Start of Data for this task

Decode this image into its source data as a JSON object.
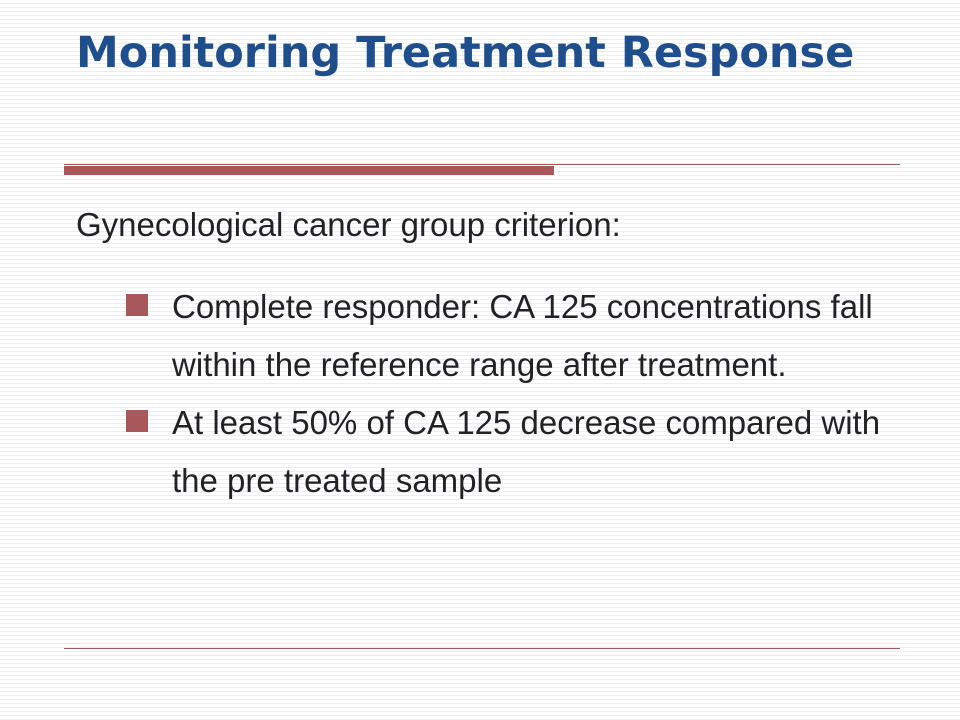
{
  "slide": {
    "title": "Monitoring Treatment Response",
    "intro": "Gynecological cancer group criterion:",
    "bullets": [
      "Complete responder: CA 125 concentrations fall within the reference range after treatment.",
      "At least 50% of CA 125 decrease compared with the pre treated sample"
    ]
  },
  "colors": {
    "title": "#1f4e8c",
    "accent": "#a8585a",
    "text": "#222222"
  }
}
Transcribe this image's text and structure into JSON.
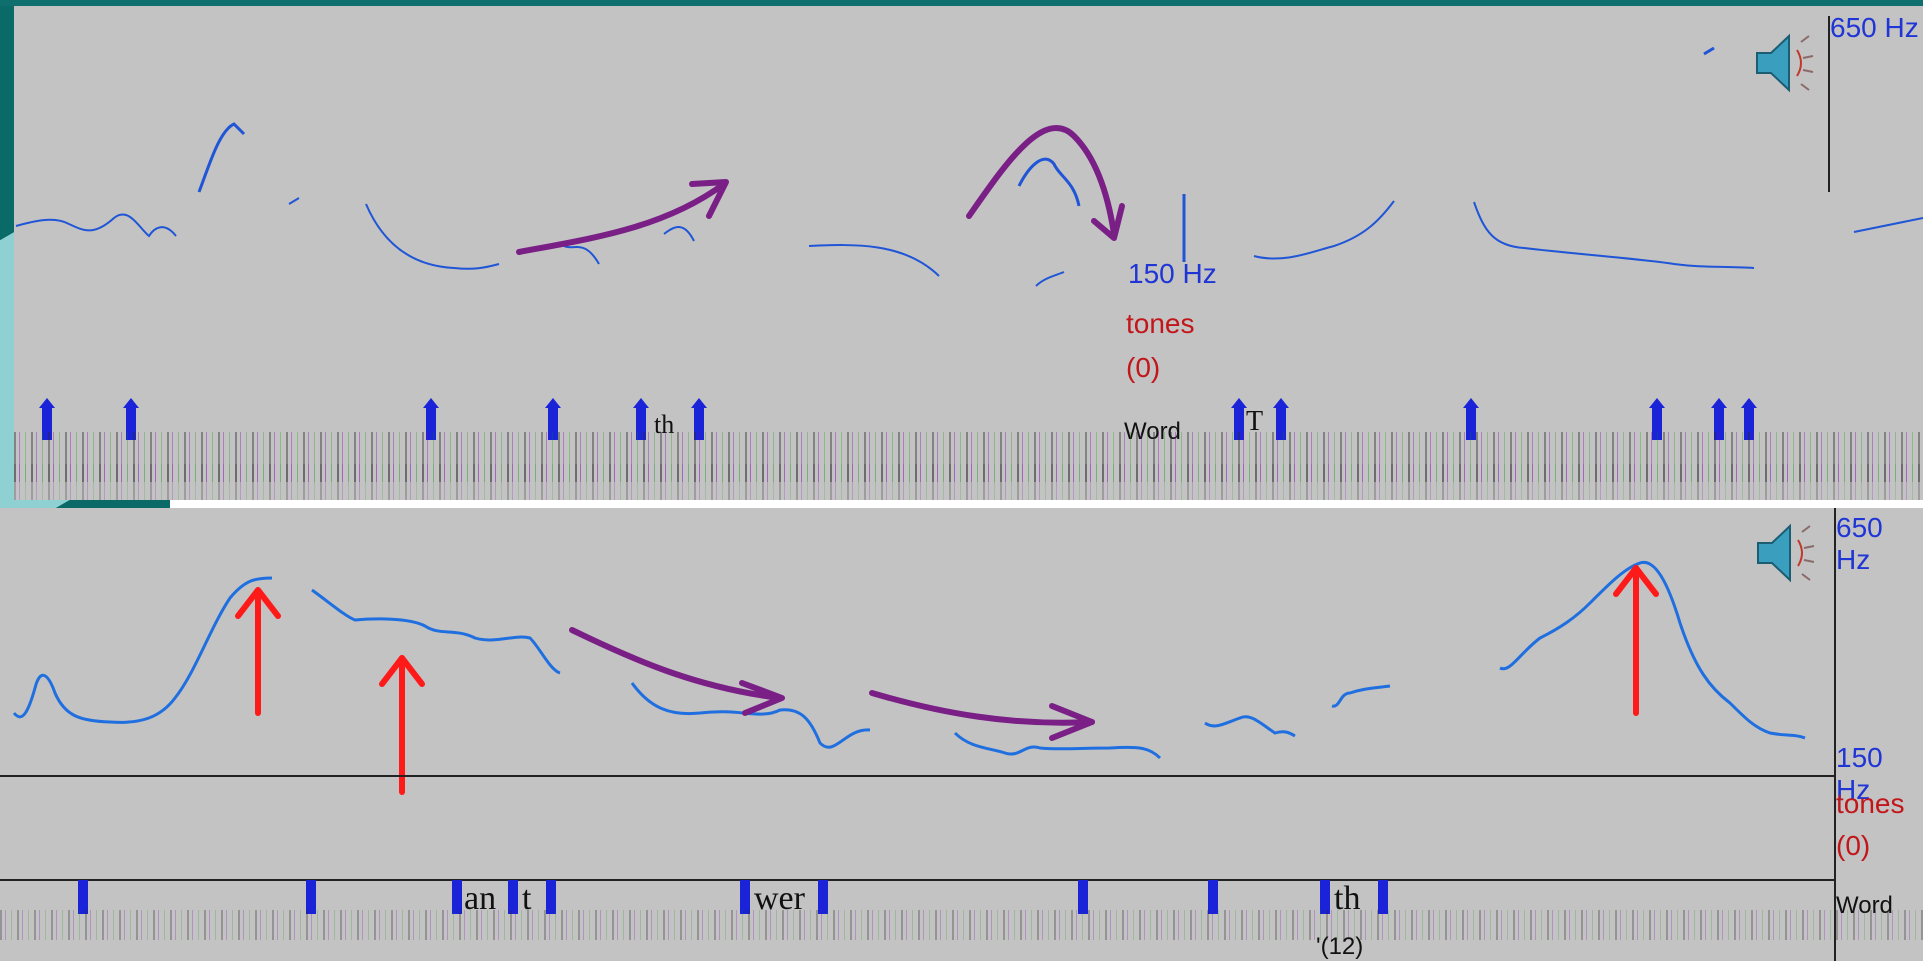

End of Data for this task

## Job
Repeat all of the records verbatim, leaving out the pictures.

## Complete output
Decode this image into its source data as a JSON object.
{
  "slide": {
    "title": "Monitoring Treatment Response",
    "intro": "Gynecological cancer group criterion:",
    "bullets": [
      "Complete responder: CA 125 concentrations fall within the reference range after treatment.",
      "At least 50% of CA 125 decrease compared with the pre treated sample"
    ]
  },
  "colors": {
    "title": "#1f4e8c",
    "accent": "#a8585a",
    "text": "#222222"
  }
}
Transcribe this image's text and structure into JSON.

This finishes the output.